*Extracted data*

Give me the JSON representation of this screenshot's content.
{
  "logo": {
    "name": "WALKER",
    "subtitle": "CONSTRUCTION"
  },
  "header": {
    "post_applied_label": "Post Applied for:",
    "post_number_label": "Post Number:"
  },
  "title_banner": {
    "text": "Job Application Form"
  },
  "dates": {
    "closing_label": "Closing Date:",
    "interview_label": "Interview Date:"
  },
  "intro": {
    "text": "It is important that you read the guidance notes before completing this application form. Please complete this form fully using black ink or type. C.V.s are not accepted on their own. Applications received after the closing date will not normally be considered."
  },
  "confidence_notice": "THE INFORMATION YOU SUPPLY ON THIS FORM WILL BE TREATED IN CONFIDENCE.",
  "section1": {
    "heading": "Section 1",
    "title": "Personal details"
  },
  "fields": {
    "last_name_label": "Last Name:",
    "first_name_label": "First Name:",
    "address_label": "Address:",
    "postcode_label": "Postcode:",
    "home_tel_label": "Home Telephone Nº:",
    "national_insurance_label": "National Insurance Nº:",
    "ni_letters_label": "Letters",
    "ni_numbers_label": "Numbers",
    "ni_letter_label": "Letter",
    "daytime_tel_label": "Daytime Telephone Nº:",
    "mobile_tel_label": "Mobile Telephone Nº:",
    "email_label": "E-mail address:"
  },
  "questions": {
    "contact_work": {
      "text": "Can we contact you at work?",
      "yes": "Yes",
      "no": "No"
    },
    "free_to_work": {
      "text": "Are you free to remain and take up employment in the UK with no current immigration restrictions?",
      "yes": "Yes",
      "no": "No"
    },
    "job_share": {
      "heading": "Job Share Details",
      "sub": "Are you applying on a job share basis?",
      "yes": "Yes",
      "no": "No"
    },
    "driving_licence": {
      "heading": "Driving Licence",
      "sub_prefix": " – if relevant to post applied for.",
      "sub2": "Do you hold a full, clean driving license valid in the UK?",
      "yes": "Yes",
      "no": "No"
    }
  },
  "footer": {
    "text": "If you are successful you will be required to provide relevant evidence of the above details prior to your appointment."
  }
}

*What to work on*
The records above must be repeated exactly, every one of them.

*Expected answer*
Give me the JSON representation of this screenshot's content.
{
  "logo": {
    "name": "WALKER",
    "subtitle": "CONSTRUCTION"
  },
  "header": {
    "post_applied_label": "Post Applied for:",
    "post_number_label": "Post Number:"
  },
  "title_banner": {
    "text": "Job Application Form"
  },
  "dates": {
    "closing_label": "Closing Date:",
    "interview_label": "Interview Date:"
  },
  "intro": {
    "text": "It is important that you read the guidance notes before completing this application form. Please complete this form fully using black ink or type. C.V.s are not accepted on their own. Applications received after the closing date will not normally be considered."
  },
  "confidence_notice": "THE INFORMATION YOU SUPPLY ON THIS FORM WILL BE TREATED IN CONFIDENCE.",
  "section1": {
    "heading": "Section 1",
    "title": "Personal details"
  },
  "fields": {
    "last_name_label": "Last Name:",
    "first_name_label": "First Name:",
    "address_label": "Address:",
    "postcode_label": "Postcode:",
    "home_tel_label": "Home Telephone Nº:",
    "national_insurance_label": "National Insurance Nº:",
    "ni_letters_label": "Letters",
    "ni_numbers_label": "Numbers",
    "ni_letter_label": "Letter",
    "daytime_tel_label": "Daytime Telephone Nº:",
    "mobile_tel_label": "Mobile Telephone Nº:",
    "email_label": "E-mail address:"
  },
  "questions": {
    "contact_work": {
      "text": "Can we contact you at work?",
      "yes": "Yes",
      "no": "No"
    },
    "free_to_work": {
      "text": "Are you free to remain and take up employment in the UK with no current immigration restrictions?",
      "yes": "Yes",
      "no": "No"
    },
    "job_share": {
      "heading": "Job Share Details",
      "sub": "Are you applying on a job share basis?",
      "yes": "Yes",
      "no": "No"
    },
    "driving_licence": {
      "heading": "Driving Licence",
      "sub_prefix": " – if relevant to post applied for.",
      "sub2": "Do you hold a full, clean driving license valid in the UK?",
      "yes": "Yes",
      "no": "No"
    }
  },
  "footer": {
    "text": "If you are successful you will be required to provide relevant evidence of the above details prior to your appointment."
  }
}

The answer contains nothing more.